"""
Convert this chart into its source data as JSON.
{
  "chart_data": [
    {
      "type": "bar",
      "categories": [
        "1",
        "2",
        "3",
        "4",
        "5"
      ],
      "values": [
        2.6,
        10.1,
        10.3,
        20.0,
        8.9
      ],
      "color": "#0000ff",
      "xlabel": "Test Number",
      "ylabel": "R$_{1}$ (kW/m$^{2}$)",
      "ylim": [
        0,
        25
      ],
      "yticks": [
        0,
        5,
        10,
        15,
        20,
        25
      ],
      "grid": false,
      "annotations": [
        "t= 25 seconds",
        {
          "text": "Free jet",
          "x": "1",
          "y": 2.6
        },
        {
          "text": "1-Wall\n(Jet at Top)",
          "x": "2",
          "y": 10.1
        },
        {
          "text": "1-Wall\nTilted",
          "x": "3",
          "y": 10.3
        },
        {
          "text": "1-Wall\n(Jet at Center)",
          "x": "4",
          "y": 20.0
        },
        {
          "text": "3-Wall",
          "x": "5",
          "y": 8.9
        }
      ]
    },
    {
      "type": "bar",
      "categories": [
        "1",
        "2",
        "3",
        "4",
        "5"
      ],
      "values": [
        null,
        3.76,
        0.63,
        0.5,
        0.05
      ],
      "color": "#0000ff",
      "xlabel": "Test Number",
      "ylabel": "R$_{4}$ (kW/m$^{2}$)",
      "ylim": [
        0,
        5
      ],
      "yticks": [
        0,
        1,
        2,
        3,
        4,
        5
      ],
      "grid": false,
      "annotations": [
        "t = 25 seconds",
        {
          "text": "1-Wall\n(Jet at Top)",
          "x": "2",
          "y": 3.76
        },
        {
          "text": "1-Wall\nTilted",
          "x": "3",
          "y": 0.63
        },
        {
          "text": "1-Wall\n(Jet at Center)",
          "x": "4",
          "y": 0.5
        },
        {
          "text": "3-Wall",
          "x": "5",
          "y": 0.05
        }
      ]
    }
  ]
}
"""
* [Problem details] Write out every entry again, keeping each line exactly the same.

* [Task output]
Convert this chart into its source data as JSON.
{
  "chart_data": [
    {
      "type": "bar",
      "categories": [
        "1",
        "2",
        "3",
        "4",
        "5"
      ],
      "values": [
        2.6,
        10.1,
        10.3,
        20.0,
        8.9
      ],
      "color": "#0000ff",
      "xlabel": "Test Number",
      "ylabel": "R$_{1}$ (kW/m$^{2}$)",
      "ylim": [
        0,
        25
      ],
      "yticks": [
        0,
        5,
        10,
        15,
        20,
        25
      ],
      "grid": false,
      "annotations": [
        "t= 25 seconds",
        {
          "text": "Free jet",
          "x": "1",
          "y": 2.6
        },
        {
          "text": "1-Wall\n(Jet at Top)",
          "x": "2",
          "y": 10.1
        },
        {
          "text": "1-Wall\nTilted",
          "x": "3",
          "y": 10.3
        },
        {
          "text": "1-Wall\n(Jet at Center)",
          "x": "4",
          "y": 20.0
        },
        {
          "text": "3-Wall",
          "x": "5",
          "y": 8.9
        }
      ]
    },
    {
      "type": "bar",
      "categories": [
        "1",
        "2",
        "3",
        "4",
        "5"
      ],
      "values": [
        null,
        3.76,
        0.63,
        0.5,
        0.05
      ],
      "color": "#0000ff",
      "xlabel": "Test Number",
      "ylabel": "R$_{4}$ (kW/m$^{2}$)",
      "ylim": [
        0,
        5
      ],
      "yticks": [
        0,
        1,
        2,
        3,
        4,
        5
      ],
      "grid": false,
      "annotations": [
        "t = 25 seconds",
        {
          "text": "1-Wall\n(Jet at Top)",
          "x": "2",
          "y": 3.76
        },
        {
          "text": "1-Wall\nTilted",
          "x": "3",
          "y": 0.63
        },
        {
          "text": "1-Wall\n(Jet at Center)",
          "x": "4",
          "y": 0.5
        },
        {
          "text": "3-Wall",
          "x": "5",
          "y": 0.05
        }
      ]
    }
  ]
}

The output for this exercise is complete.